- **WHAT YOU NEED TO DO**:
Would you write out the entries below, every one of them, exactly?

(Entries taken from a collection)
◇ ◇ ◇ ◇ ◇

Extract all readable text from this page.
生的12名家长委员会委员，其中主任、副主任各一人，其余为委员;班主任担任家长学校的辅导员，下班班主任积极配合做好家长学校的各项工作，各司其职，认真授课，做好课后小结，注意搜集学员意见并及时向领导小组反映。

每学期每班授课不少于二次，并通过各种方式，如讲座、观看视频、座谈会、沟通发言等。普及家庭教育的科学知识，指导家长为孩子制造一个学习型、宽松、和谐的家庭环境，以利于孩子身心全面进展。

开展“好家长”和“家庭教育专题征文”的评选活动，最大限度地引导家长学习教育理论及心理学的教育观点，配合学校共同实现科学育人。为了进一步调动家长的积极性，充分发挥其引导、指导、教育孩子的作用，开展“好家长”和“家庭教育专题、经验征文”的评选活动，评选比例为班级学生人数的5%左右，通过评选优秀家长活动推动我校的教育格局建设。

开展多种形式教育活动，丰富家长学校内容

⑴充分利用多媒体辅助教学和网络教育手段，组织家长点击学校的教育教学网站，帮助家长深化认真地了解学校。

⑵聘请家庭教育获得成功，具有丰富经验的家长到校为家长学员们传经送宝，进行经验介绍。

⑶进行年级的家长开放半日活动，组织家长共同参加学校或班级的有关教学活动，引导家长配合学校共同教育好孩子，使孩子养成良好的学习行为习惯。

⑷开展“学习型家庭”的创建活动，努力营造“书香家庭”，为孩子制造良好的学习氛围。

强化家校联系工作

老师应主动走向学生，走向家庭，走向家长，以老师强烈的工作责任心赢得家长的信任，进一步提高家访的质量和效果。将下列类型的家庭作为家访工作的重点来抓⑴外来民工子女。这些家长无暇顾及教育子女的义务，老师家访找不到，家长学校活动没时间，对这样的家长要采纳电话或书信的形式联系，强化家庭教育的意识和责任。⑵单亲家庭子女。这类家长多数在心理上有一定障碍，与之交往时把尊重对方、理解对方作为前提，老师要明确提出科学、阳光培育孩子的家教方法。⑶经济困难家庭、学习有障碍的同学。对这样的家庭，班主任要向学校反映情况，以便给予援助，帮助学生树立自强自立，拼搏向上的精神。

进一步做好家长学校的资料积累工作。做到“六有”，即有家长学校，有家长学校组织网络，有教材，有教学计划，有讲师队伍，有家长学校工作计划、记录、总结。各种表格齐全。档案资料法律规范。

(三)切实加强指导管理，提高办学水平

◇ ◇ ◇ ◇ ◇

- **EXPECTED OUTPUT**:
Extract all readable text from this page.
生的12名家长委员会委员，其中主任、副主任各一人，其余为委员;班主任担任家长学校的辅导员，下班班主任积极配合做好家长学校的各项工作，各司其职，认真授课，做好课后小结，注意搜集学员意见并及时向领导小组反映。

每学期每班授课不少于二次，并通过各种方式，如讲座、观看视频、座谈会、沟通发言等。普及家庭教育的科学知识，指导家长为孩子制造一个学习型、宽松、和谐的家庭环境，以利于孩子身心全面进展。

开展“好家长”和“家庭教育专题征文”的评选活动，最大限度地引导家长学习教育理论及心理学的教育观点，配合学校共同实现科学育人。为了进一步调动家长的积极性，充分发挥其引导、指导、教育孩子的作用，开展“好家长”和“家庭教育专题、经验征文”的评选活动，评选比例为班级学生人数的5%左右，通过评选优秀家长活动推动我校的教育格局建设。

开展多种形式教育活动，丰富家长学校内容

⑴充分利用多媒体辅助教学和网络教育手段，组织家长点击学校的教育教学网站，帮助家长深化认真地了解学校。

⑵聘请家庭教育获得成功，具有丰富经验的家长到校为家长学员们传经送宝，进行经验介绍。

⑶进行年级的家长开放半日活动，组织家长共同参加学校或班级的有关教学活动，引导家长配合学校共同教育好孩子，使孩子养成良好的学习行为习惯。

⑷开展“学习型家庭”的创建活动，努力营造“书香家庭”，为孩子制造良好的学习氛围。

强化家校联系工作

老师应主动走向学生，走向家庭，走向家长，以老师强烈的工作责任心赢得家长的信任，进一步提高家访的质量和效果。将下列类型的家庭作为家访工作的重点来抓⑴外来民工子女。这些家长无暇顾及教育子女的义务，老师家访找不到，家长学校活动没时间，对这样的家长要采纳电话或书信的形式联系，强化家庭教育的意识和责任。⑵单亲家庭子女。这类家长多数在心理上有一定障碍，与之交往时把尊重对方、理解对方作为前提，老师要明确提出科学、阳光培育孩子的家教方法。⑶经济困难家庭、学习有障碍的同学。对这样的家庭，班主任要向学校反映情况，以便给予援助，帮助学生树立自强自立，拼搏向上的精神。

进一步做好家长学校的资料积累工作。做到“六有”，即有家长学校，有家长学校组织网络，有教材，有教学计划，有讲师队伍，有家长学校工作计划、记录、总结。各种表格齐全。档案资料法律规范。

(三)切实加强指导管理，提高办学水平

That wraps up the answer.